In the listing below, pick out lines with "Alberta".

▶ _Dataset entries_
☆ ☆ ☆ ☆ ☆ ☆ ☆
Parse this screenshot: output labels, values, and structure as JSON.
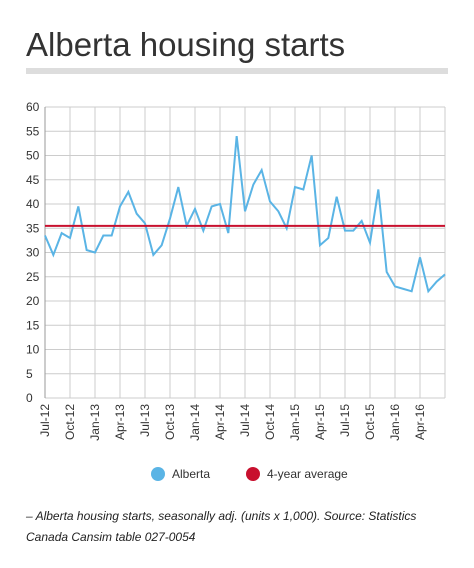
{
  "chart_data": {
    "type": "line",
    "title": "Alberta housing starts",
    "note": "– Alberta housing starts, seasonally adj. (units x 1,000). Source: Statistics Canada Cansim table 027-0054",
    "categories": [
      "Jul-12",
      null,
      null,
      "Oct-12",
      null,
      null,
      "Jan-13",
      null,
      null,
      "Apr-13",
      null,
      null,
      "Jul-13",
      null,
      null,
      "Oct-13",
      null,
      null,
      "Jan-14",
      null,
      null,
      "Apr-14",
      null,
      null,
      "Jul-14",
      null,
      null,
      "Oct-14",
      null,
      null,
      "Jan-15",
      null,
      null,
      "Apr-15",
      null,
      null,
      "Jul-15",
      null,
      null,
      "Oct-15",
      null,
      null,
      "Jan-16",
      null,
      null,
      "Apr-16",
      null,
      null,
      null
    ],
    "series": [
      {
        "name": "Alberta",
        "color": "#5ab4e5",
        "values": [
          33.5,
          29.5,
          34,
          33,
          39.5,
          30.5,
          30,
          33.5,
          33.5,
          39.5,
          42.5,
          38,
          36,
          29.5,
          31.5,
          37,
          43.5,
          35.5,
          39,
          34.5,
          39.5,
          40,
          34,
          54,
          38.5,
          44,
          47,
          40.5,
          38.5,
          35,
          43.5,
          43,
          50,
          31.5,
          33,
          41.5,
          34.5,
          34.5,
          36.5,
          32,
          43,
          26,
          23,
          22.5,
          22,
          29,
          22,
          24,
          25.5
        ]
      }
    ],
    "average": {
      "name": "4-year average",
      "color": "#c8102e",
      "value": 35.5
    },
    "ylim": [
      0,
      60
    ],
    "yticks": [
      0,
      5,
      10,
      15,
      20,
      25,
      30,
      35,
      40,
      45,
      50,
      55,
      60
    ],
    "grid": true
  }
}
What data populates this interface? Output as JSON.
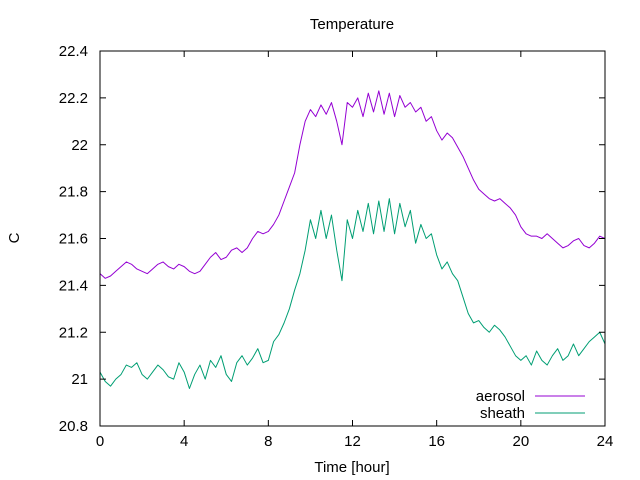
{
  "chart_data": {
    "type": "line",
    "title": "Temperature",
    "xlabel": "Time [hour]",
    "ylabel": "C",
    "xlim": [
      0,
      24
    ],
    "ylim": [
      20.8,
      22.4
    ],
    "x_ticks": [
      0,
      4,
      8,
      12,
      16,
      20,
      24
    ],
    "x_tick_labels": [
      "0",
      "4",
      "8",
      "12",
      "16",
      "20",
      "24"
    ],
    "y_ticks": [
      20.8,
      21,
      21.2,
      21.4,
      21.6,
      21.8,
      22,
      22.2,
      22.4
    ],
    "y_tick_labels": [
      "20.8",
      "21",
      "21.2",
      "21.4",
      "21.6",
      "21.8",
      "22",
      "22.2",
      "22.4"
    ],
    "grid": false,
    "legend_position": "bottom-right",
    "series": [
      {
        "name": "aerosol",
        "color": "#9400d3",
        "x": [
          0,
          0.25,
          0.5,
          0.75,
          1,
          1.25,
          1.5,
          1.75,
          2,
          2.25,
          2.5,
          2.75,
          3,
          3.25,
          3.5,
          3.75,
          4,
          4.25,
          4.5,
          4.75,
          5,
          5.25,
          5.5,
          5.75,
          6,
          6.25,
          6.5,
          6.75,
          7,
          7.25,
          7.5,
          7.75,
          8,
          8.25,
          8.5,
          8.75,
          9,
          9.25,
          9.5,
          9.75,
          10,
          10.25,
          10.5,
          10.75,
          11,
          11.25,
          11.5,
          11.75,
          12,
          12.25,
          12.5,
          12.75,
          13,
          13.25,
          13.5,
          13.75,
          14,
          14.25,
          14.5,
          14.75,
          15,
          15.25,
          15.5,
          15.75,
          16,
          16.25,
          16.5,
          16.75,
          17,
          17.25,
          17.5,
          17.75,
          18,
          18.25,
          18.5,
          18.75,
          19,
          19.25,
          19.5,
          19.75,
          20,
          20.25,
          20.5,
          20.75,
          21,
          21.25,
          21.5,
          21.75,
          22,
          22.25,
          22.5,
          22.75,
          23,
          23.25,
          23.5,
          23.75,
          24
        ],
        "values": [
          21.45,
          21.43,
          21.44,
          21.46,
          21.48,
          21.5,
          21.49,
          21.47,
          21.46,
          21.45,
          21.47,
          21.49,
          21.5,
          21.48,
          21.47,
          21.49,
          21.48,
          21.46,
          21.45,
          21.46,
          21.49,
          21.52,
          21.54,
          21.51,
          21.52,
          21.55,
          21.56,
          21.54,
          21.56,
          21.6,
          21.63,
          21.62,
          21.63,
          21.66,
          21.7,
          21.76,
          21.82,
          21.88,
          22.0,
          22.1,
          22.15,
          22.12,
          22.17,
          22.13,
          22.18,
          22.1,
          22.0,
          22.18,
          22.16,
          22.2,
          22.12,
          22.22,
          22.14,
          22.23,
          22.13,
          22.22,
          22.12,
          22.21,
          22.16,
          22.18,
          22.14,
          22.16,
          22.1,
          22.12,
          22.06,
          22.02,
          22.05,
          22.03,
          21.99,
          21.95,
          21.9,
          21.85,
          21.81,
          21.79,
          21.77,
          21.76,
          21.77,
          21.75,
          21.73,
          21.7,
          21.65,
          21.62,
          21.61,
          21.61,
          21.6,
          21.62,
          21.6,
          21.58,
          21.56,
          21.57,
          21.59,
          21.6,
          21.57,
          21.56,
          21.58,
          21.61,
          21.6
        ],
        "lw": 1
      },
      {
        "name": "sheath",
        "color": "#009e73",
        "x": [
          0,
          0.25,
          0.5,
          0.75,
          1,
          1.25,
          1.5,
          1.75,
          2,
          2.25,
          2.5,
          2.75,
          3,
          3.25,
          3.5,
          3.75,
          4,
          4.25,
          4.5,
          4.75,
          5,
          5.25,
          5.5,
          5.75,
          6,
          6.25,
          6.5,
          6.75,
          7,
          7.25,
          7.5,
          7.75,
          8,
          8.25,
          8.5,
          8.75,
          9,
          9.25,
          9.5,
          9.75,
          10,
          10.25,
          10.5,
          10.75,
          11,
          11.25,
          11.5,
          11.75,
          12,
          12.25,
          12.5,
          12.75,
          13,
          13.25,
          13.5,
          13.75,
          14,
          14.25,
          14.5,
          14.75,
          15,
          15.25,
          15.5,
          15.75,
          16,
          16.25,
          16.5,
          16.75,
          17,
          17.25,
          17.5,
          17.75,
          18,
          18.25,
          18.5,
          18.75,
          19,
          19.25,
          19.5,
          19.75,
          20,
          20.25,
          20.5,
          20.75,
          21,
          21.25,
          21.5,
          21.75,
          22,
          22.25,
          22.5,
          22.75,
          23,
          23.25,
          23.5,
          23.75,
          24
        ],
        "values": [
          21.03,
          20.99,
          20.97,
          21.0,
          21.02,
          21.06,
          21.05,
          21.07,
          21.02,
          21.0,
          21.03,
          21.06,
          21.04,
          21.01,
          21.0,
          21.07,
          21.03,
          20.96,
          21.02,
          21.06,
          21.0,
          21.08,
          21.05,
          21.1,
          21.02,
          20.99,
          21.07,
          21.1,
          21.06,
          21.09,
          21.13,
          21.07,
          21.08,
          21.16,
          21.19,
          21.24,
          21.3,
          21.38,
          21.45,
          21.55,
          21.68,
          21.6,
          21.72,
          21.6,
          21.7,
          21.55,
          21.42,
          21.68,
          21.6,
          21.72,
          21.63,
          21.75,
          21.62,
          21.76,
          21.63,
          21.77,
          21.62,
          21.75,
          21.65,
          21.72,
          21.58,
          21.66,
          21.6,
          21.62,
          21.53,
          21.47,
          21.5,
          21.45,
          21.42,
          21.35,
          21.28,
          21.24,
          21.25,
          21.22,
          21.2,
          21.23,
          21.21,
          21.18,
          21.14,
          21.1,
          21.08,
          21.1,
          21.06,
          21.12,
          21.08,
          21.06,
          21.1,
          21.13,
          21.08,
          21.1,
          21.15,
          21.1,
          21.13,
          21.16,
          21.18,
          21.2,
          21.15
        ],
        "lw": 1
      }
    ]
  }
}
☆ ☆ ☆ ☆ ☆ ☆ ☆
▶ _Solution for this problem_
    "title": "Alberta housing starts",
    "note": "– Alberta housing starts, seasonally adj. (units x 1,000). Source: Statistics Canada Cansim table 027-0054",
        "name": "Alberta",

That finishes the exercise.